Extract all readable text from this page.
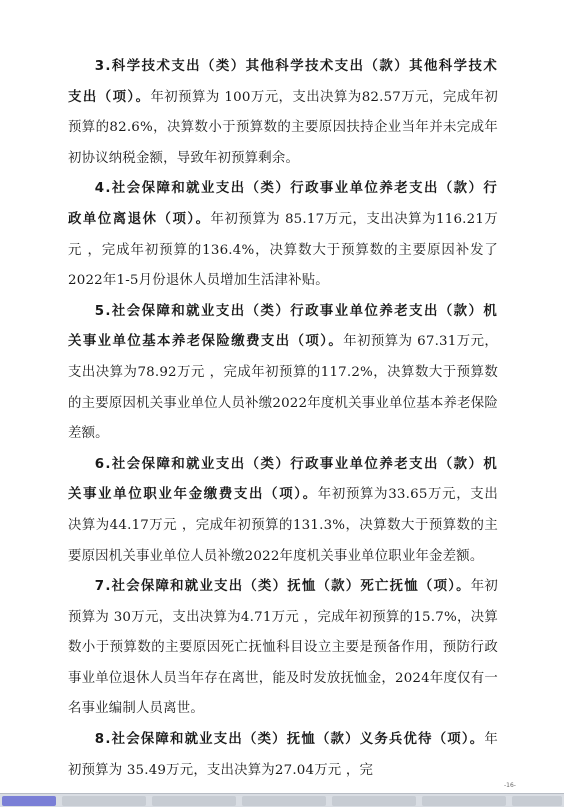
3.科学技术支出（类）其他科学技术支出（款）其他科学技术支出（项）。年初预算为 100万元，支出决算为82.57万元，完成年初预算的82.6%，决算数小于预算数的主要原因扶持企业当年并未完成年初协议纳税金额，导致年初预算剩余。

4.社会保障和就业支出（类）行政事业单位养老支出（款）行政单位离退休（项）。年初预算为 85.17万元，支出决算为116.21万元 ，完成年初预算的136.4%，决算数大于预算数的主要原因补发了2022年1-5月份退休人员增加生活津补贴。

5.社会保障和就业支出（类）行政事业单位养老支出（款）机关事业单位基本养老保险缴费支出（项）。年初预算为 67.31万元，支出决算为78.92万元 ，完成年初预算的117.2%，决算数大于预算数的主要原因机关事业单位人员补缴2022年度机关事业单位基本养老保险差额。

6.社会保障和就业支出（类）行政事业单位养老支出（款）机关事业单位职业年金缴费支出（项）。年初预算为33.65万元，支出决算为44.17万元 ，完成年初预算的131.3%，决算数大于预算数的主要原因机关事业单位人员补缴2022年度机关事业单位职业年金差额。

7.社会保障和就业支出（类）抚恤（款）死亡抚恤（项）。年初预算为 30万元，支出决算为4.71万元 ，完成年初预算的15.7%，决算数小于预算数的主要原因死亡抚恤科目设立主要是预备作用，预防行政事业单位退休人员当年存在离世，能及时发放抚恤金，2024年度仅有一名事业编制人员离世。

8.社会保障和就业支出（类）抚恤（款）义务兵优待（项）。年初预算为 35.49万元，支出决算为27.04万元 ，完

-16-
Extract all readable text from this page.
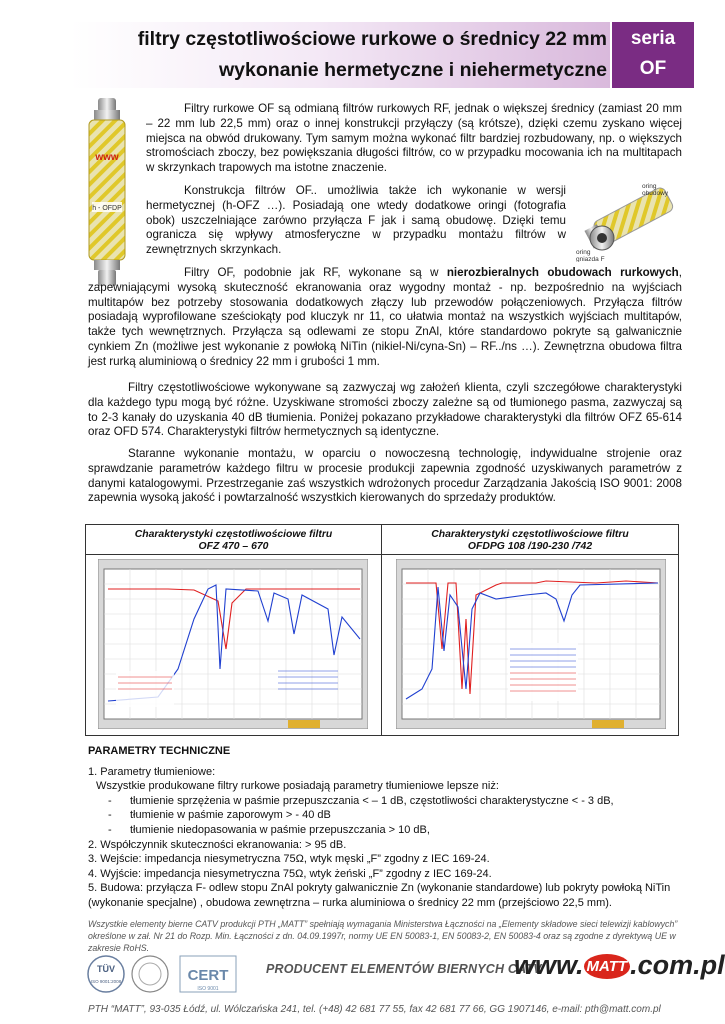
filtry częstotliwościowe rurkowe o średnicy 22 mm
wykonanie hermetyczne i niehermetyczne
seria
OF
www
h - OFDP
oring
obudowy
oring
gniazda F
Filtry rurkowe OF są odmianą filtrów rurkowych RF, jednak o większej średnicy (zamiast 20 mm – 22 mm lub 22,5 mm) oraz o innej konstrukcji przyłączy (są krótsze), dzięki czemu zyskano więcej miejsca na obwód drukowany. Tym samym można wykonać filtr bardziej rozbudowany, np. o większych stromościach zboczy, bez powiększania długości filtrów, co w przypadku mocowania ich na multitapach w skrzynkach trapowych ma istotne znaczenie.
Konstrukcja filtrów OF.. umożliwia także ich wykonanie w wersji hermetycznej (h-OFZ …). Posiadają one wtedy dodatkowe oringi (fotografia obok) uszczelniające zarówno przyłącza F jak i samą obudowę. Dzięki temu ogranicza się wpływy atmosferyczne w przypadku montażu filtrów w zewnętrznych skrzynkach.
Filtry OF, podobnie jak RF, wykonane są w nierozbieralnych obudowach rurkowych, zapewniającymi wysoką skuteczność ekranowania oraz wygodny montaż - np. bezpośrednio na wyjściach multitapów bez potrzeby stosowania dodatkowych złączy lub przewodów połączeniowych. Przyłącza filtrów posiadają wyprofilowane sześciokąty pod kluczyk nr 11, co ułatwia montaż na wszystkich wyjściach multitapów, także tych wewnętrznych. Przyłącza są odlewami ze stopu ZnAl, które standardowo pokryte są galwanicznie cynkiem Zn (możliwe jest wykonanie z powłoką NiTin (nikiel-Ni/cyna-Sn) – RF../ns …). Zewnętrzna obudowa filtra jest rurką aluminiową o średnicy 22 mm i grubości 1 mm.
Filtry częstotliwościowe wykonywane są zazwyczaj wg założeń klienta, czyli szczegółowe charakterystyki dla każdego typu mogą być różne. Uzyskiwane stromości zboczy zależne są od tłumionego pasma, zazwyczaj są to 2-3 kanały do uzyskania 40 dB tłumienia. Poniżej pokazano przykładowe charakterystyki dla filtrów OFZ 65-614 oraz OFD 574. Charakterystyki filtrów hermetycznych są identyczne.
Staranne wykonanie montażu, w oparciu o nowoczesną technologię, indywidualne strojenie oraz sprawdzanie parametrów każdego filtru w procesie produkcji zapewnia zgodność uzyskiwanych parametrów z danymi katalogowymi. Przestrzeganie zaś wszystkich wdrożonych procedur Zarządzania Jakością ISO 9001: 2008 zapewnia wysoką jakość i powtarzalność wszystkich kierowanych do sprzedaży produktów.
Charakterystyki częstotliwościowe filtru
OFZ 470 – 670
Charakterystyki częstotliwościowe filtru
OFDPG 108 /190-230 /742
PARAMETRY TECHNICZNE
1. Parametry tłumieniowe:
Wszystkie produkowane filtry rurkowe posiadają parametry tłumieniowe lepsze niż:
- tłumienie sprzężenia w paśmie przepuszczania < – 1 dB, częstotliwości charakterystyczne < - 3 dB,
- tłumienie w paśmie zaporowym > - 40 dB
- tłumienie niedopasowania w paśmie przepuszczania > 10 dB,
2. Współczynnik skuteczności ekranowania: > 95 dB.
3. Wejście: impedancja niesymetryczna 75Ω, wtyk męski „F” zgodny z IEC 169-24.
4. Wyjście: impedancja niesymetryczna 75Ω, wtyk żeński „F” zgodny z IEC 169-24.
5. Budowa: przyłącza F- odlew stopu ZnAl pokryty galwanicznie Zn (wykonanie standardowe) lub pokryty powłoką NiTin (wykonanie specjalne) , obudowa zewnętrzna – rurka aluminiowa o średnicy 22 mm (przejściowo 22,5 mm).
Wszystkie elementy bierne CATV produkcji PTH „MATT” spełniają wymagania Ministerstwa Łączności na „Elementy składowe sieci telewizji kablowych” określone w zał. Nr 21 do Rozp. Min. Łączności z dn. 04.09.1997r, normy UE EN 50083-1, EN 50083-2, EN 50083-4 oraz są zgodne z dyrektywą UE w zakresie RoHS.
TÜV
ISO 9001:2008	CERT
ISO 9001
PRODUCENT ELEMENTÓW BIERNYCH CATV
www. MATT .com.pl
PTH “MATT”, 93-035 Łódź, ul. Wólczańska 241, tel. (+48) 42 681 77 55, fax 42 681 77 66, GG 1907146, e-mail: pth@matt.com.pl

=======

**WHAT YOU HAVE TO DO**.
Every line of the material is to be quoted exactly, with no pictures carried over.

**SOLUTION TO THE PROBLEM**.
Extract all readable text from this page.
3.科学技术支出（类）其他科学技术支出（款）其他科学技术支出（项）。年初预算为 100万元，支出决算为82.57万元，完成年初预算的82.6%，决算数小于预算数的主要原因扶持企业当年并未完成年初协议纳税金额，导致年初预算剩余。

4.社会保障和就业支出（类）行政事业单位养老支出（款）行政单位离退休（项）。年初预算为 85.17万元，支出决算为116.21万元 ，完成年初预算的136.4%，决算数大于预算数的主要原因补发了2022年1-5月份退休人员增加生活津补贴。

5.社会保障和就业支出（类）行政事业单位养老支出（款）机关事业单位基本养老保险缴费支出（项）。年初预算为 67.31万元，支出决算为78.92万元 ，完成年初预算的117.2%，决算数大于预算数的主要原因机关事业单位人员补缴2022年度机关事业单位基本养老保险差额。

6.社会保障和就业支出（类）行政事业单位养老支出（款）机关事业单位职业年金缴费支出（项）。年初预算为33.65万元，支出决算为44.17万元 ，完成年初预算的131.3%，决算数大于预算数的主要原因机关事业单位人员补缴2022年度机关事业单位职业年金差额。

7.社会保障和就业支出（类）抚恤（款）死亡抚恤（项）。年初预算为 30万元，支出决算为4.71万元 ，完成年初预算的15.7%，决算数小于预算数的主要原因死亡抚恤科目设立主要是预备作用，预防行政事业单位退休人员当年存在离世，能及时发放抚恤金，2024年度仅有一名事业编制人员离世。

8.社会保障和就业支出（类）抚恤（款）义务兵优待（项）。年初预算为 35.49万元，支出决算为27.04万元 ，完

-16-
Extract all readable text from this page.
filtry częstotliwościowe rurkowe o średnicy 22 mm
wykonanie hermetyczne i niehermetyczne
seria
OF
www
h - OFDP
oring
obudowy
oring
gniazda F
Filtry rurkowe OF są odmianą filtrów rurkowych RF, jednak o większej średnicy (zamiast 20 mm – 22 mm lub 22,5 mm) oraz o innej konstrukcji przyłączy (są krótsze), dzięki czemu zyskano więcej miejsca na obwód drukowany. Tym samym można wykonać filtr bardziej rozbudowany, np. o większych stromościach zboczy, bez powiększania długości filtrów, co w przypadku mocowania ich na multitapach w skrzynkach trapowych ma istotne znaczenie.
Konstrukcja filtrów OF.. umożliwia także ich wykonanie w wersji hermetycznej (h-OFZ …). Posiadają one wtedy dodatkowe oringi (fotografia obok) uszczelniające zarówno przyłącza F jak i samą obudowę. Dzięki temu ogranicza się wpływy atmosferyczne w przypadku montażu filtrów w zewnętrznych skrzynkach.
Filtry OF, podobnie jak RF, wykonane są w nierozbieralnych obudowach rurkowych, zapewniającymi wysoką skuteczność ekranowania oraz wygodny montaż - np. bezpośrednio na wyjściach multitapów bez potrzeby stosowania dodatkowych złączy lub przewodów połączeniowych. Przyłącza filtrów posiadają wyprofilowane sześciokąty pod kluczyk nr 11, co ułatwia montaż na wszystkich wyjściach multitapów, także tych wewnętrznych. Przyłącza są odlewami ze stopu ZnAl, które standardowo pokryte są galwanicznie cynkiem Zn (możliwe jest wykonanie z powłoką NiTin (nikiel-Ni/cyna-Sn) – RF../ns …). Zewnętrzna obudowa filtra jest rurką aluminiową o średnicy 22 mm i grubości 1 mm.
Filtry częstotliwościowe wykonywane są zazwyczaj wg założeń klienta, czyli szczegółowe charakterystyki dla każdego typu mogą być różne. Uzyskiwane stromości zboczy zależne są od tłumionego pasma, zazwyczaj są to 2-3 kanały do uzyskania 40 dB tłumienia. Poniżej pokazano przykładowe charakterystyki dla filtrów OFZ 65-614 oraz OFD 574. Charakterystyki filtrów hermetycznych są identyczne.
Staranne wykonanie montażu, w oparciu o nowoczesną technologię, indywidualne strojenie oraz sprawdzanie parametrów każdego filtru w procesie produkcji zapewnia zgodność uzyskiwanych parametrów z danymi katalogowymi. Przestrzeganie zaś wszystkich wdrożonych procedur Zarządzania Jakością ISO 9001: 2008 zapewnia wysoką jakość i powtarzalność wszystkich kierowanych do sprzedaży produktów.
Charakterystyki częstotliwościowe filtru
OFZ 470 – 670
Charakterystyki częstotliwościowe filtru
OFDPG 108 /190-230 /742
PARAMETRY TECHNICZNE
1. Parametry tłumieniowe:
Wszystkie produkowane filtry rurkowe posiadają parametry tłumieniowe lepsze niż:
- tłumienie sprzężenia w paśmie przepuszczania < – 1 dB, częstotliwości charakterystyczne < - 3 dB,
- tłumienie w paśmie zaporowym > - 40 dB
- tłumienie niedopasowania w paśmie przepuszczania > 10 dB,
2. Współczynnik skuteczności ekranowania: > 95 dB.
3. Wejście: impedancja niesymetryczna 75Ω, wtyk męski „F” zgodny z IEC 169-24.
4. Wyjście: impedancja niesymetryczna 75Ω, wtyk żeński „F” zgodny z IEC 169-24.
5. Budowa: przyłącza F- odlew stopu ZnAl pokryty galwanicznie Zn (wykonanie standardowe) lub pokryty powłoką NiTin (wykonanie specjalne) , obudowa zewnętrzna – rurka aluminiowa o średnicy 22 mm (przejściowo 22,5 mm).
Wszystkie elementy bierne CATV produkcji PTH „MATT” spełniają wymagania Ministerstwa Łączności na „Elementy składowe sieci telewizji kablowych” określone w zał. Nr 21 do Rozp. Min. Łączności z dn. 04.09.1997r, normy UE EN 50083-1, EN 50083-2, EN 50083-4 oraz są zgodne z dyrektywą UE w zakresie RoHS.
TÜV
ISO 9001:2008	CERT
ISO 9001
PRODUCENT ELEMENTÓW BIERNYCH CATV
www. MATT .com.pl
PTH “MATT”, 93-035 Łódź, ul. Wólczańska 241, tel. (+48) 42 681 77 55, fax 42 681 77 66, GG 1907146, e-mail: pth@matt.com.pl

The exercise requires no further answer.